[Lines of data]
** Start **
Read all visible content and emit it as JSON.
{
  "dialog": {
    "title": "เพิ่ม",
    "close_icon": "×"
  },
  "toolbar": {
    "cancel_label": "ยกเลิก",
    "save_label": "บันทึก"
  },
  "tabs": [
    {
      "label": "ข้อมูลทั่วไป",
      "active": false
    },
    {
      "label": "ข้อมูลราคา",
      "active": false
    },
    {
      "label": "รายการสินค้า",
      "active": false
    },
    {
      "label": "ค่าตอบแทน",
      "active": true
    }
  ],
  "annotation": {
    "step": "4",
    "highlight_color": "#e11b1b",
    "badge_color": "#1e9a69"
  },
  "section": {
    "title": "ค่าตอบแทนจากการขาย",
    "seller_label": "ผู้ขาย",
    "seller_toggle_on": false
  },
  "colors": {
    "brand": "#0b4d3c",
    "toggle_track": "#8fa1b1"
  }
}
** End **
*Task description*. Pick out every line holding the string "title" and return it.

*Task solution*.
    "title": "เพิ่ม",
    "title": "ค่าตอบแทนจากการขาย",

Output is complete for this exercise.